## Records provided
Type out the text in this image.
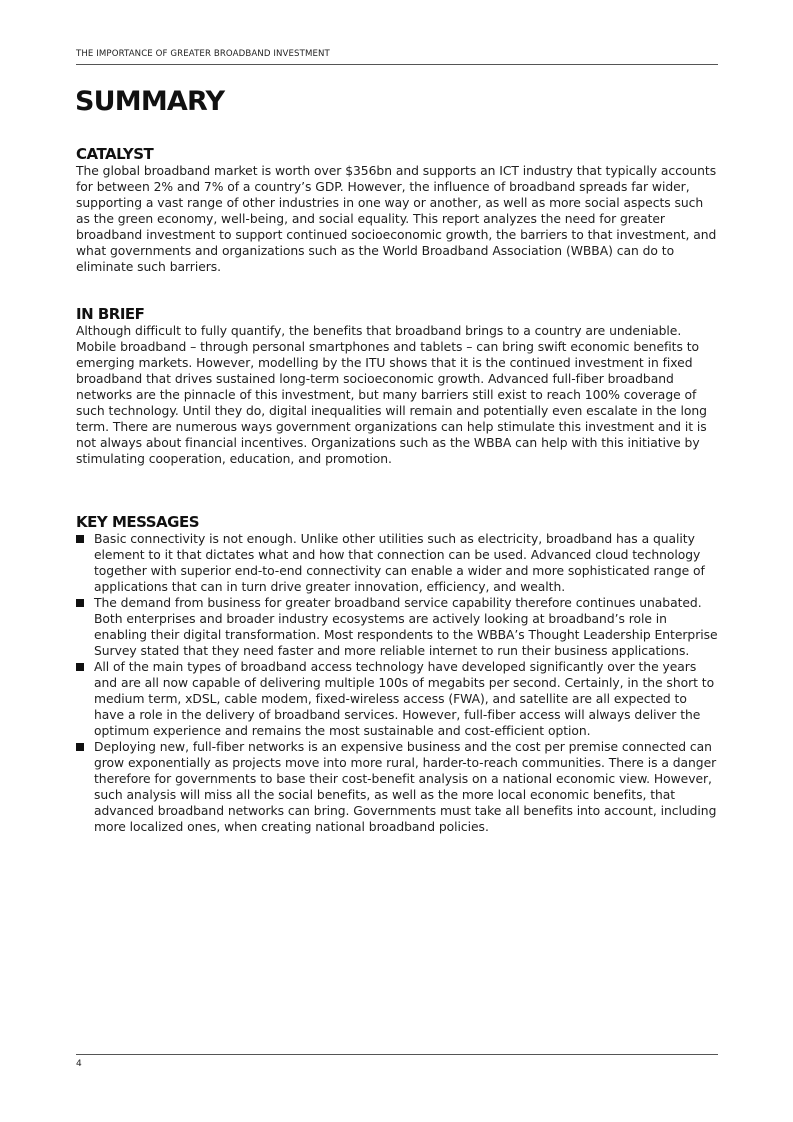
THE IMPORTANCE OF GREATER BROADBAND INVESTMENT
SUMMARY
CATALYST

The global broadband market is worth over $356bn and supports an ICT industry that typically accounts for between 2% and 7% of a country’s GDP. However, the influence of broadband spreads far wider, supporting a vast range of other industries in one way or another, as well as more social aspects such as the green economy, well-being, and social equality. This report analyzes the need for greater broadband investment to support continued socioeconomic growth, the barriers to that investment, and what governments and organizations such as the World Broadband Association (WBBA) can do to eliminate such barriers.

IN BRIEF

Although difficult to fully quantify, the benefits that broadband brings to a country are undeniable. Mobile broadband – through personal smartphones and tablets – can bring swift economic benefits to emerging markets. However, modelling by the ITU shows that it is the continued investment in fixed broadband that drives sustained long-term socioeconomic growth. Advanced full-fiber broadband networks are the pinnacle of this investment, but many barriers still exist to reach 100% coverage of such technology. Until they do, digital inequalities will remain and potentially even escalate in the long term. There are numerous ways government organizations can help stimulate this investment and it is not always about financial incentives. Organizations such as the WBBA can help with this initiative by stimulating cooperation, education, and promotion.

KEY MESSAGES
Basic connectivity is not enough. Unlike other utilities such as electricity, broadband has a quality element to it that dictates what and how that connection can be used. Advanced cloud technology together with superior end-to-end connectivity can enable a wider and more sophisticated range of applications that can in turn drive greater innovation, efficiency, and wealth.
The demand from business for greater broadband service capability therefore continues unabated. Both enterprises and broader industry ecosystems are actively looking at broadband’s role in enabling their digital transformation. Most respondents to the WBBA’s Thought Leadership Enterprise Survey stated that they need faster and more reliable internet to run their business applications.
All of the main types of broadband access technology have developed significantly over the years and are all now capable of delivering multiple 100s of megabits per second. Certainly, in the short to medium term, xDSL, cable modem, fixed-wireless access (FWA), and satellite are all expected to have a role in the delivery of broadband services. However, full-fiber access will always deliver the optimum experience and remains the most sustainable and cost-efficient option.
Deploying new, full-fiber networks is an expensive business and the cost per premise connected can grow exponentially as projects move into more rural, harder-to-reach communities. There is a danger therefore for governments to base their cost-benefit analysis on a national economic view. However, such analysis will miss all the social benefits, as well as the more local economic benefits, that advanced broadband networks can bring. Governments must take all benefits into account, including more localized ones, when creating national broadband policies.
4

## Set exercise
Output a faithful copy of the data, with each picture left out.

## Solved problem
Type out the text in this image.
THE IMPORTANCE OF GREATER BROADBAND INVESTMENT
SUMMARY
CATALYST

The global broadband market is worth over $356bn and supports an ICT industry that typically accounts for between 2% and 7% of a country’s GDP. However, the influence of broadband spreads far wider, supporting a vast range of other industries in one way or another, as well as more social aspects such as the green economy, well-being, and social equality. This report analyzes the need for greater broadband investment to support continued socioeconomic growth, the barriers to that investment, and what governments and organizations such as the World Broadband Association (WBBA) can do to eliminate such barriers.

IN BRIEF

Although difficult to fully quantify, the benefits that broadband brings to a country are undeniable. Mobile broadband – through personal smartphones and tablets – can bring swift economic benefits to emerging markets. However, modelling by the ITU shows that it is the continued investment in fixed broadband that drives sustained long-term socioeconomic growth. Advanced full-fiber broadband networks are the pinnacle of this investment, but many barriers still exist to reach 100% coverage of such technology. Until they do, digital inequalities will remain and potentially even escalate in the long term. There are numerous ways government organizations can help stimulate this investment and it is not always about financial incentives. Organizations such as the WBBA can help with this initiative by stimulating cooperation, education, and promotion.

KEY MESSAGES
Basic connectivity is not enough. Unlike other utilities such as electricity, broadband has a quality element to it that dictates what and how that connection can be used. Advanced cloud technology together with superior end-to-end connectivity can enable a wider and more sophisticated range of applications that can in turn drive greater innovation, efficiency, and wealth.
The demand from business for greater broadband service capability therefore continues unabated. Both enterprises and broader industry ecosystems are actively looking at broadband’s role in enabling their digital transformation. Most respondents to the WBBA’s Thought Leadership Enterprise Survey stated that they need faster and more reliable internet to run their business applications.
All of the main types of broadband access technology have developed significantly over the years and are all now capable of delivering multiple 100s of megabits per second. Certainly, in the short to medium term, xDSL, cable modem, fixed-wireless access (FWA), and satellite are all expected to have a role in the delivery of broadband services. However, full-fiber access will always deliver the optimum experience and remains the most sustainable and cost-efficient option.
Deploying new, full-fiber networks is an expensive business and the cost per premise connected can grow exponentially as projects move into more rural, harder-to-reach communities. There is a danger therefore for governments to base their cost-benefit analysis on a national economic view. However, such analysis will miss all the social benefits, as well as the more local economic benefits, that advanced broadband networks can bring. Governments must take all benefits into account, including more localized ones, when creating national broadband policies.
4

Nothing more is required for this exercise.